GOAL:
Show each line of the data below that has the string "this" in it.

Extracted data entries:
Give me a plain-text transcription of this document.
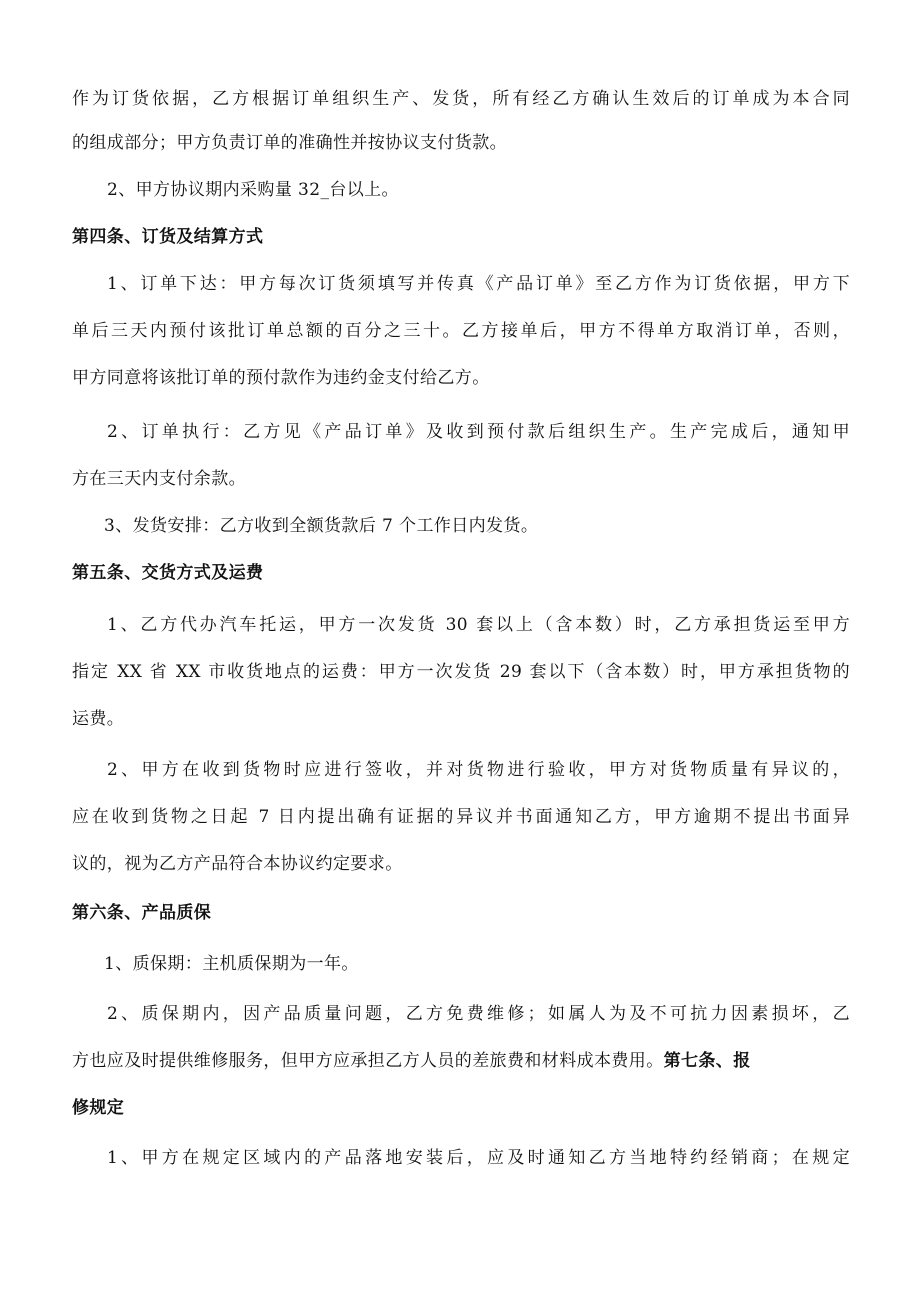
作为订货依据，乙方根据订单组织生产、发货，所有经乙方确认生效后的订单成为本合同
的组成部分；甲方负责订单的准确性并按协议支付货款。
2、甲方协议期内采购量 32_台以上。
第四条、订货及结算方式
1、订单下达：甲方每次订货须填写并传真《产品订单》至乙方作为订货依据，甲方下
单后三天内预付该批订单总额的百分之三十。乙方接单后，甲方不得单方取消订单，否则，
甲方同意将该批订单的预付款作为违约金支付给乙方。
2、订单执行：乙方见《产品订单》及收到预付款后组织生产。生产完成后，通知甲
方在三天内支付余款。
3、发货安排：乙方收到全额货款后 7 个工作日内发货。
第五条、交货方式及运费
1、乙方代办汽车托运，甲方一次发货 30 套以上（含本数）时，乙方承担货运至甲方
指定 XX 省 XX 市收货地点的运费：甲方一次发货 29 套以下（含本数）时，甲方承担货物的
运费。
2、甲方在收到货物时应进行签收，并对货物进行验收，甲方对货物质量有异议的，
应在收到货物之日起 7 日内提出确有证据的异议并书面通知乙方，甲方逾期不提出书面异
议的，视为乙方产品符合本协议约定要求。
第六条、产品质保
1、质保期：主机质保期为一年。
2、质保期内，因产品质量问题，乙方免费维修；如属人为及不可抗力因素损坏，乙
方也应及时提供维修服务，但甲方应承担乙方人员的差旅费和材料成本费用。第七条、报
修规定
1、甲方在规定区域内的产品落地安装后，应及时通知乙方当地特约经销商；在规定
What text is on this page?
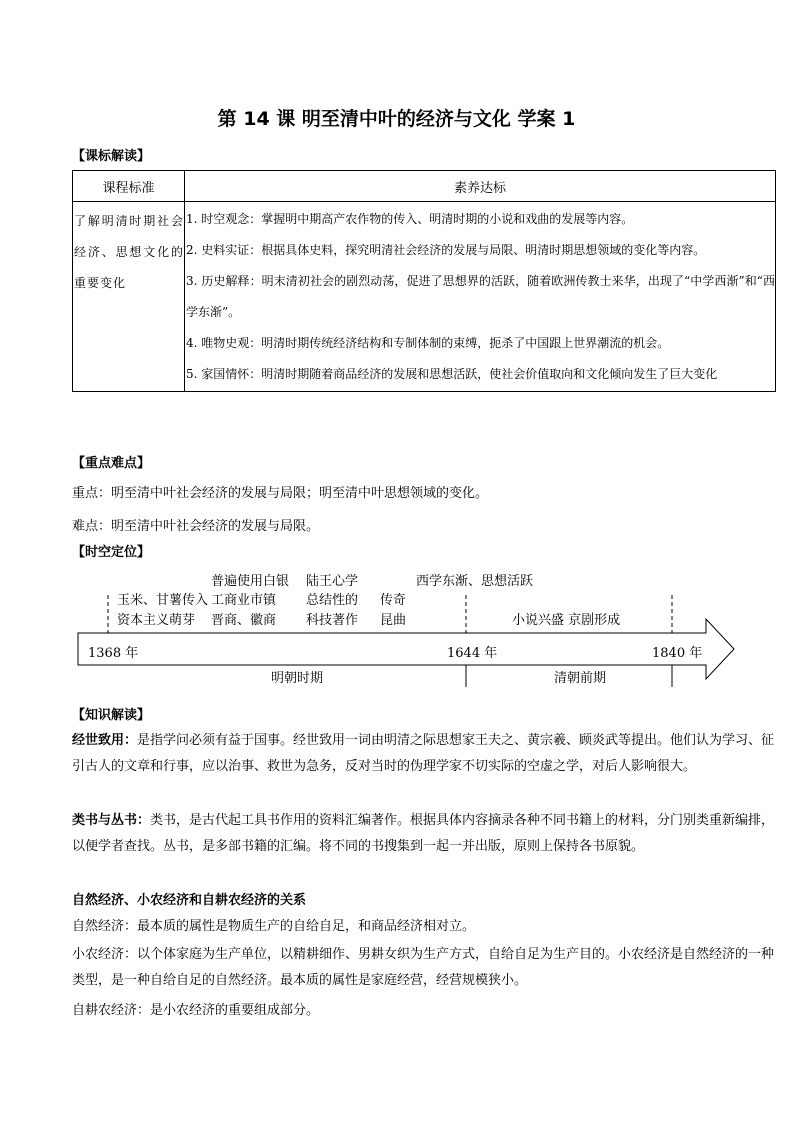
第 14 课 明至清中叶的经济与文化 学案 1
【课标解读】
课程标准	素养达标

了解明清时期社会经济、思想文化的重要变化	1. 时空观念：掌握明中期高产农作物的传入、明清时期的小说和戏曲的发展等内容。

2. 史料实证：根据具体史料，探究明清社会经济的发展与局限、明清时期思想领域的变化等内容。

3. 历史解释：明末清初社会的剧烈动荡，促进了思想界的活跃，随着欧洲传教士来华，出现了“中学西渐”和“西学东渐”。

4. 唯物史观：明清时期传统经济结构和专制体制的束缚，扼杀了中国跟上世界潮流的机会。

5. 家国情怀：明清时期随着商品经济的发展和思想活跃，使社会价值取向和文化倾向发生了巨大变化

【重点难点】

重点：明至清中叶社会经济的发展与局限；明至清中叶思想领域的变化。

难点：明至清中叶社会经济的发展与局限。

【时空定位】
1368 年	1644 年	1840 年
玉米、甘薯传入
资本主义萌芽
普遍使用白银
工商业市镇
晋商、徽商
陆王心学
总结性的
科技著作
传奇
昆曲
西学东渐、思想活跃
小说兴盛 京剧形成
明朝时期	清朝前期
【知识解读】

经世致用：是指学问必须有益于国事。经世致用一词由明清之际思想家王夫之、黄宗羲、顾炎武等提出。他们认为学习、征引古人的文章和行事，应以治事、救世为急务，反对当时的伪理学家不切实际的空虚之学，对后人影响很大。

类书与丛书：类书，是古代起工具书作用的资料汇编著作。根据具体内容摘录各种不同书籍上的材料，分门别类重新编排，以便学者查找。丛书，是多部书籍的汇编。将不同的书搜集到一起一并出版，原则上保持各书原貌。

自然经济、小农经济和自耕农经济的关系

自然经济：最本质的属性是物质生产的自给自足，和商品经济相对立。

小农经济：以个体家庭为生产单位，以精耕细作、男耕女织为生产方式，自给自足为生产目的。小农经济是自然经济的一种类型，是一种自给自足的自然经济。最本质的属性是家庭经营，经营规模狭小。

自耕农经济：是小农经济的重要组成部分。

TASK RESPONSE:
Give me a plain-text transcription of this document.
What text is on this page?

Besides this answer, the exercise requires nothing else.